● Task data
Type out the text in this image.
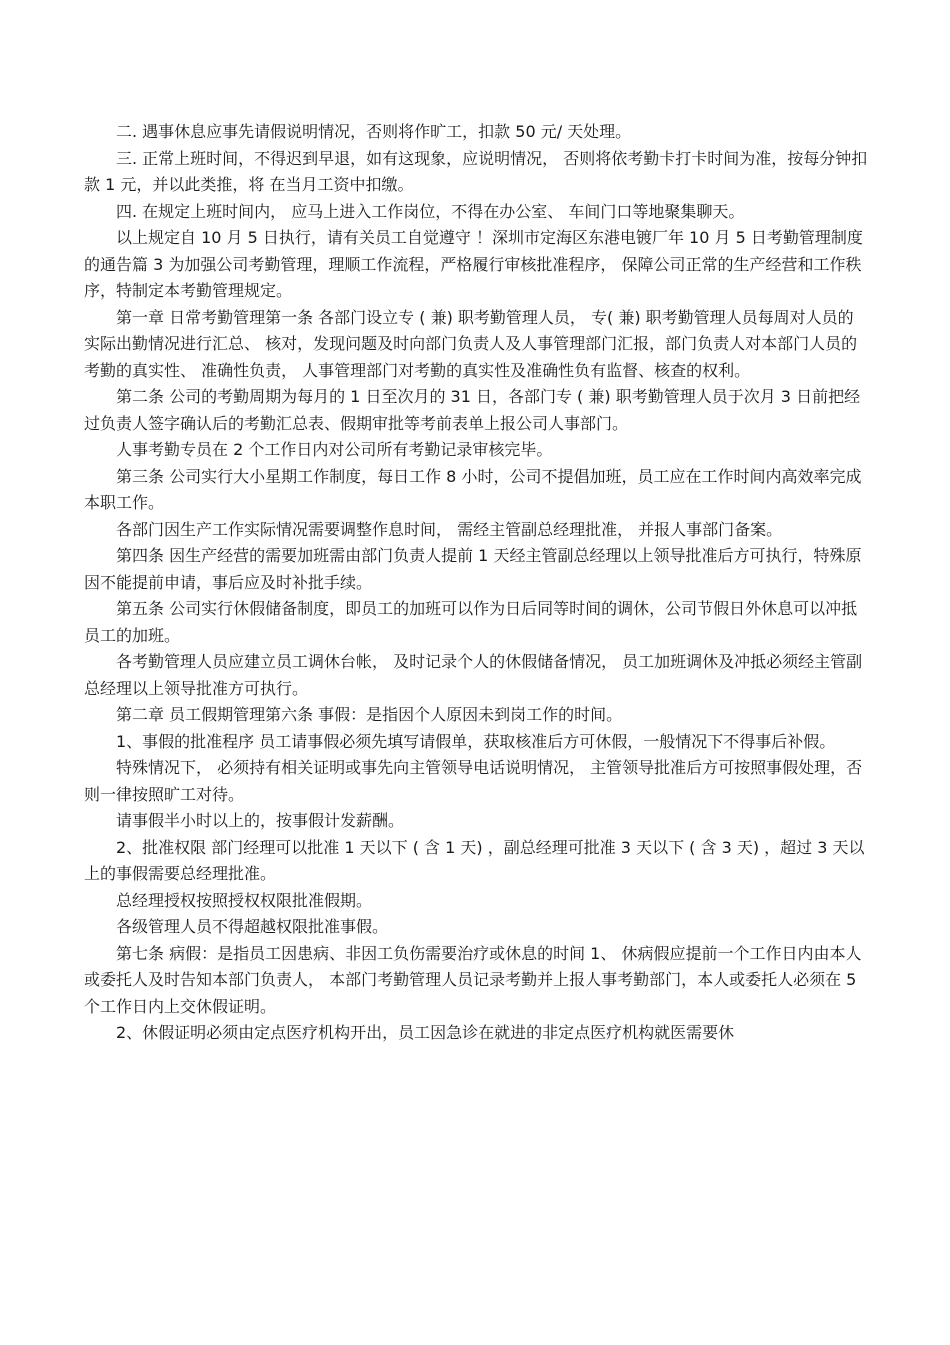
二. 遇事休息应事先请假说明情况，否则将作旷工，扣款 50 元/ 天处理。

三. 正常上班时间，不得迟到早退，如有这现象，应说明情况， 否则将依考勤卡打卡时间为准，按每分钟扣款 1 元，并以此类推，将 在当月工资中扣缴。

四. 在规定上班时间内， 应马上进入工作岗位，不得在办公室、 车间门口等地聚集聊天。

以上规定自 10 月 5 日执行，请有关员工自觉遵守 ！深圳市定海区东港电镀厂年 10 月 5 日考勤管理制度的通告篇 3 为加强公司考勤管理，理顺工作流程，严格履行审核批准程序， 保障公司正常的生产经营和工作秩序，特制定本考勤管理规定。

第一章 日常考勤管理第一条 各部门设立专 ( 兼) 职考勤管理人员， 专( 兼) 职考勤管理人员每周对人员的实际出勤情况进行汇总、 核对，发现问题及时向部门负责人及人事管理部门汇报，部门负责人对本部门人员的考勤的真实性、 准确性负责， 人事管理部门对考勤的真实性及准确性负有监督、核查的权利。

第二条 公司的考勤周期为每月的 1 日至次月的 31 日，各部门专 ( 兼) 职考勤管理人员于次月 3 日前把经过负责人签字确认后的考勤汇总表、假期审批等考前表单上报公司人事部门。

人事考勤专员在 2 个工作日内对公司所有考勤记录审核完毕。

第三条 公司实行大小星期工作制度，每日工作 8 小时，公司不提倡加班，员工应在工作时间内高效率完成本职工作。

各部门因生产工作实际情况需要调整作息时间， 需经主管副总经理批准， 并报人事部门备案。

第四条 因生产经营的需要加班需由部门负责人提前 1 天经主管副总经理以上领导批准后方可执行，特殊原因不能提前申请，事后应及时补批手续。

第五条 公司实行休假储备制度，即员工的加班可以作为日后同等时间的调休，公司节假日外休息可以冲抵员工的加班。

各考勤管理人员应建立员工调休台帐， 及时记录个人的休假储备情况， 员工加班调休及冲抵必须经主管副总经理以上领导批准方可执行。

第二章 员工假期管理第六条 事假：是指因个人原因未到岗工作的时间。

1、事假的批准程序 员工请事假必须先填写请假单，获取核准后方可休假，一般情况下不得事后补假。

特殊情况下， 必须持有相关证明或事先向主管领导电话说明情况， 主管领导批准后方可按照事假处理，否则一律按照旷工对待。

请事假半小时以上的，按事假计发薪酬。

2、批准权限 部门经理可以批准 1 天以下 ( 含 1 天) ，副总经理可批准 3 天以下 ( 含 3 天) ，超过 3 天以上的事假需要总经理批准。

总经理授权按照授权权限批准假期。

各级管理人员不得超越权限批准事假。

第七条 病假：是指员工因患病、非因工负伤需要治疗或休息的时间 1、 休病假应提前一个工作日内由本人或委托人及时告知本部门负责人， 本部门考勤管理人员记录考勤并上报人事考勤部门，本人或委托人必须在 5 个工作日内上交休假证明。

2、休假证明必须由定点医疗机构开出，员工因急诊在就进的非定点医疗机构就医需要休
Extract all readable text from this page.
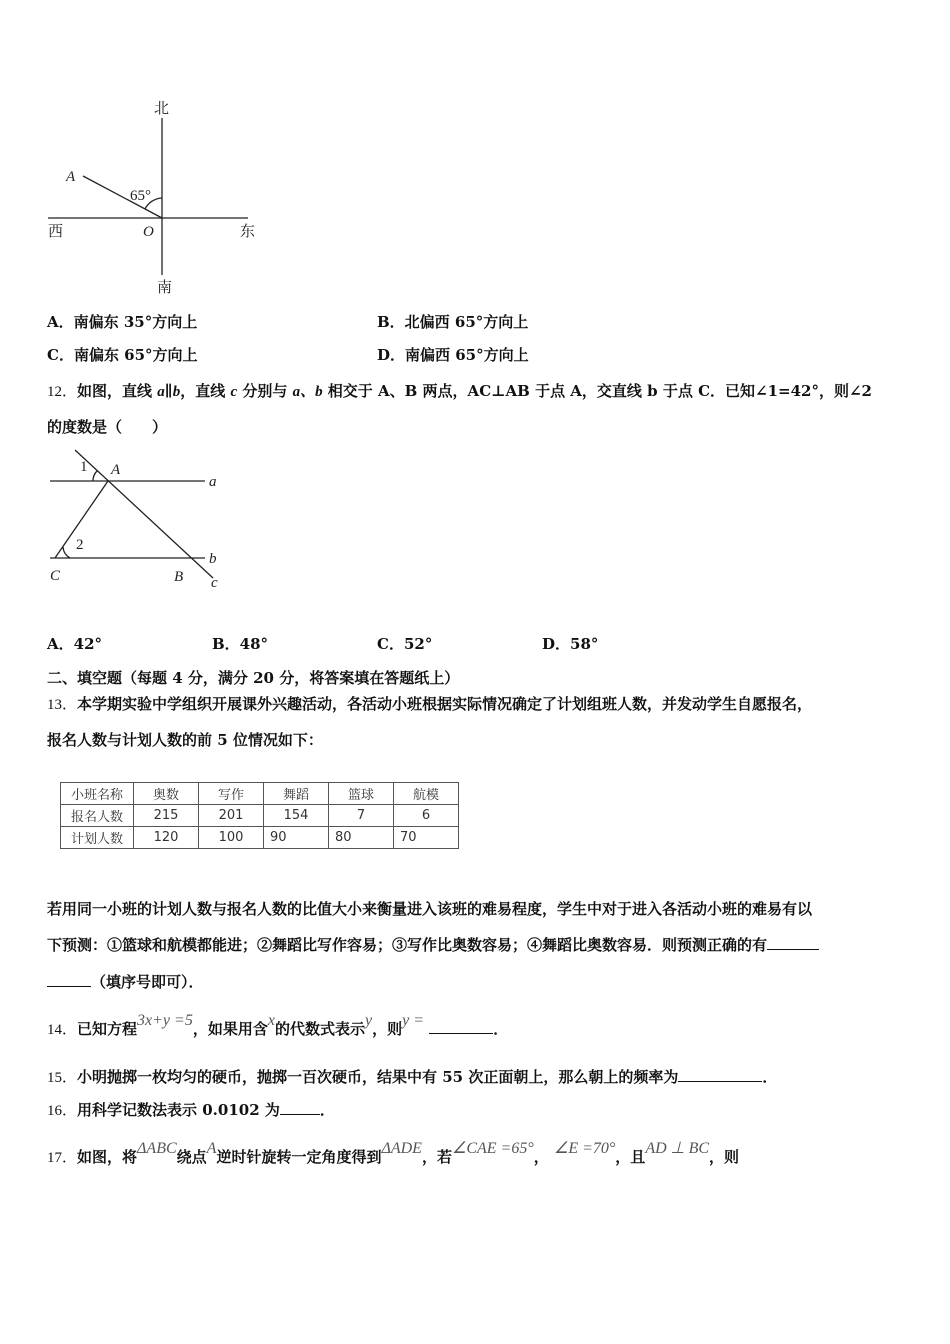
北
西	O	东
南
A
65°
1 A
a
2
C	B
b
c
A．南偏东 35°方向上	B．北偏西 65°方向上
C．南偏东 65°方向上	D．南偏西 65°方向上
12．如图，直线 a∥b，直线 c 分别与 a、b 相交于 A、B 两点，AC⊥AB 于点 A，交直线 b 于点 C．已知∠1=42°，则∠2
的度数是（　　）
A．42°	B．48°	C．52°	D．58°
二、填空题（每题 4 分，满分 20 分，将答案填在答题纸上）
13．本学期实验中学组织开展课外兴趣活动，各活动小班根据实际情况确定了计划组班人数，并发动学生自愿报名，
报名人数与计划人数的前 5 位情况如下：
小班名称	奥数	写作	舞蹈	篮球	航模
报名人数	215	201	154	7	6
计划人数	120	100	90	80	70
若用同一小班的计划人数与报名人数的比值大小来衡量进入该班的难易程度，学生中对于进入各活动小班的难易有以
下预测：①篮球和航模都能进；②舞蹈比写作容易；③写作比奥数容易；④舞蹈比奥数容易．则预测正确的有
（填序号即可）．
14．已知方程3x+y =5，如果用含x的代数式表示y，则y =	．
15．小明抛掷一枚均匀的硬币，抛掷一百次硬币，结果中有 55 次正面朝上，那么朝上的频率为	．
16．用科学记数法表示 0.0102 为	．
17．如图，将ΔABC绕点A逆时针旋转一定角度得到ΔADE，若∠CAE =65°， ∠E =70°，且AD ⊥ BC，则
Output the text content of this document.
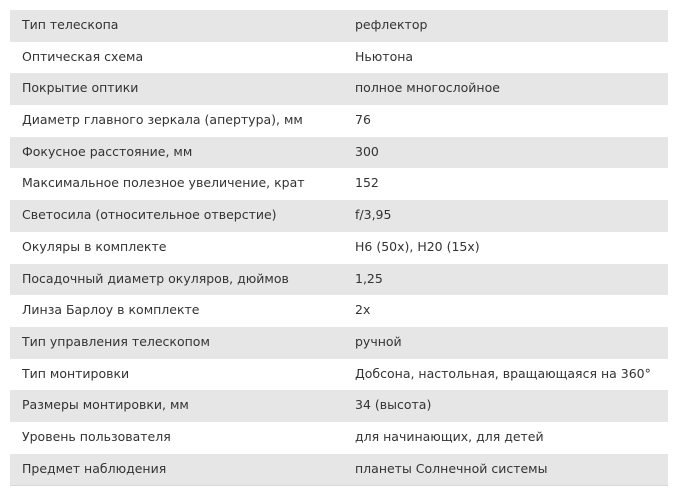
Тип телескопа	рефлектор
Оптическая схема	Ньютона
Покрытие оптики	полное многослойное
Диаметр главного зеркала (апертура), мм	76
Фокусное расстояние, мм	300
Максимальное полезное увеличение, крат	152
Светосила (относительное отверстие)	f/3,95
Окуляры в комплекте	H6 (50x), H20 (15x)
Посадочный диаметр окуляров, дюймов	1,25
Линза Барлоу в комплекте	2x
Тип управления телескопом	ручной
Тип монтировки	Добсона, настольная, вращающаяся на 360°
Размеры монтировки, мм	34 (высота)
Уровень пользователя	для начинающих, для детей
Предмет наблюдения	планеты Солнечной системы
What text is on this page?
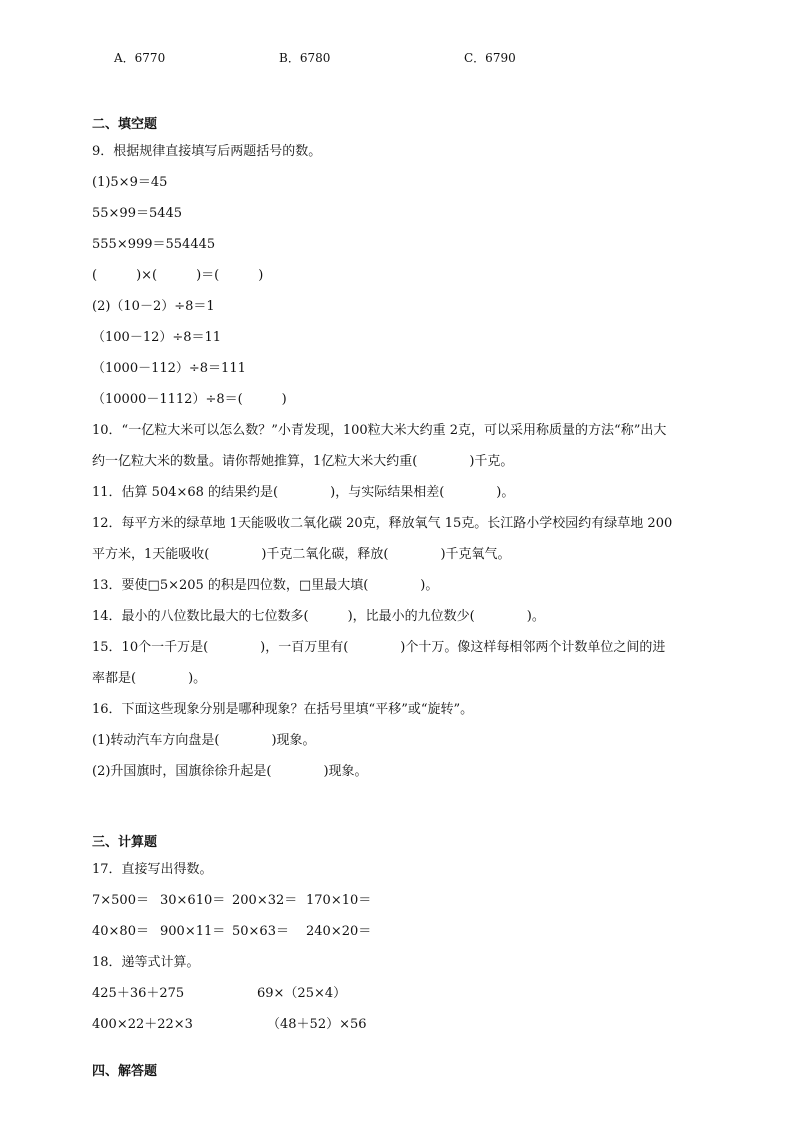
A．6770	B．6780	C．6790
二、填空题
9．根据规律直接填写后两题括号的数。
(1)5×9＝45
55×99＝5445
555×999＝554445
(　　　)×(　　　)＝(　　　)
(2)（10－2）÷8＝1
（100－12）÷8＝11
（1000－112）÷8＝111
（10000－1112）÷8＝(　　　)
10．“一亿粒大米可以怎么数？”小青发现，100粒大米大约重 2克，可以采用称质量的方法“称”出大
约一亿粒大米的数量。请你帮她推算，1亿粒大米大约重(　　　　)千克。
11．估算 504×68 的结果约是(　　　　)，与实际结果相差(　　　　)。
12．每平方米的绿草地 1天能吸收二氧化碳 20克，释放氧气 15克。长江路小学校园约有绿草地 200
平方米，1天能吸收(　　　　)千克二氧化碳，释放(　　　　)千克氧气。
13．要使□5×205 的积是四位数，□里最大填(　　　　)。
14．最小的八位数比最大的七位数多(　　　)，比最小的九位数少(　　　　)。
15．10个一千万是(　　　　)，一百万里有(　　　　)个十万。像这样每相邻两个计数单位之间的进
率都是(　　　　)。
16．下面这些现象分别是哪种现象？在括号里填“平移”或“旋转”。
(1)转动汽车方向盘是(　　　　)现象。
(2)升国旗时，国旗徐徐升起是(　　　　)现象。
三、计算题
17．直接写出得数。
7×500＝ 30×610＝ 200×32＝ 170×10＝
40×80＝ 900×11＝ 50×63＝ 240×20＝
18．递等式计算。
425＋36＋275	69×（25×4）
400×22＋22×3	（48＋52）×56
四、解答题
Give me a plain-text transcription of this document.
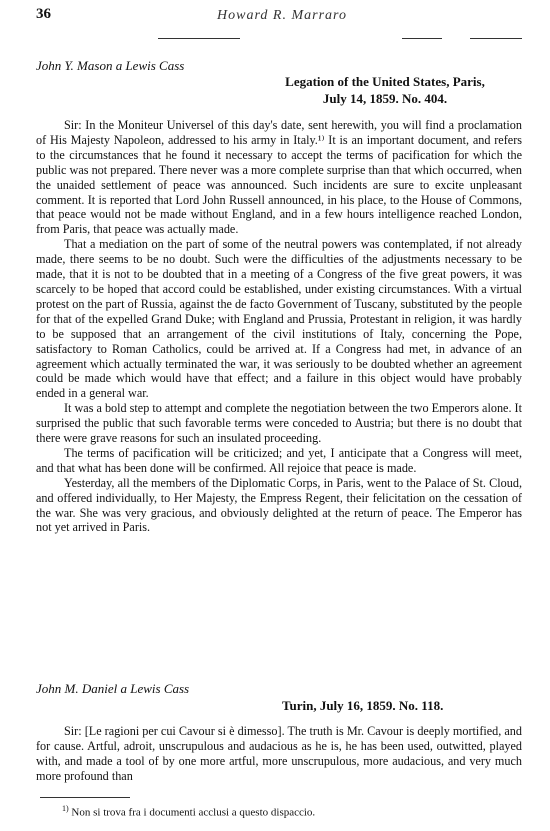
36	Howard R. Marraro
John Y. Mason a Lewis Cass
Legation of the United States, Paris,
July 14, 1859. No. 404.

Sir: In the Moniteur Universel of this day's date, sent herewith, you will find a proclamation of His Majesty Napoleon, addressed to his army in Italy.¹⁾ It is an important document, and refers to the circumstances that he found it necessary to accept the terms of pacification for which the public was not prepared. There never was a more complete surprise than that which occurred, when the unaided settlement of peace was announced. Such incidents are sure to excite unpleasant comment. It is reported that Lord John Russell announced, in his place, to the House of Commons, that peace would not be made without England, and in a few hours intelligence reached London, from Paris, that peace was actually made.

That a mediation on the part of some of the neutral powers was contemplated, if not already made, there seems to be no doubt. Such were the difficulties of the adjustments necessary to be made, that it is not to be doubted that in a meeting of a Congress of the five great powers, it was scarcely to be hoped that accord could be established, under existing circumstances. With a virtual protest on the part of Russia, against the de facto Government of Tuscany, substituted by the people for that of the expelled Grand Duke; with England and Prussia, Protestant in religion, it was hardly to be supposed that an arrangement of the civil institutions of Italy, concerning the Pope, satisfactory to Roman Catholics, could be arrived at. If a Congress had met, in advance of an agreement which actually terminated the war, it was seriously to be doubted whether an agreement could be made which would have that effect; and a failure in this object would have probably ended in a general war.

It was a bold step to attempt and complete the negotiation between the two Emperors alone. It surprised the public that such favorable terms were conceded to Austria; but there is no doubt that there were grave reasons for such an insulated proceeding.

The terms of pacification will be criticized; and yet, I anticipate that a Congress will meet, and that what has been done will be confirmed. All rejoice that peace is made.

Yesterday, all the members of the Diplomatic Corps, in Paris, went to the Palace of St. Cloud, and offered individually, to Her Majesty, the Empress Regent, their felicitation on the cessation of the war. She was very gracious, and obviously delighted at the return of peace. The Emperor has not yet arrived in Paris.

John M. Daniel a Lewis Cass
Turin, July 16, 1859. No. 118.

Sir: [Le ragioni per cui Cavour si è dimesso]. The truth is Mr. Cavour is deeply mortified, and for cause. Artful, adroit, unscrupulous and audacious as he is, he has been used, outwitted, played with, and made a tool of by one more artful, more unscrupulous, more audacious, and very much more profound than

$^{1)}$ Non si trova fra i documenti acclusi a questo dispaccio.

● Exercise instructions
Your task is to pick out every line with the string "комплекте" and copy it.

● Response to the exercise
Окуляры в комплекте	H6 (50x), H20 (15x)
Линза Барлоу в комплекте	2x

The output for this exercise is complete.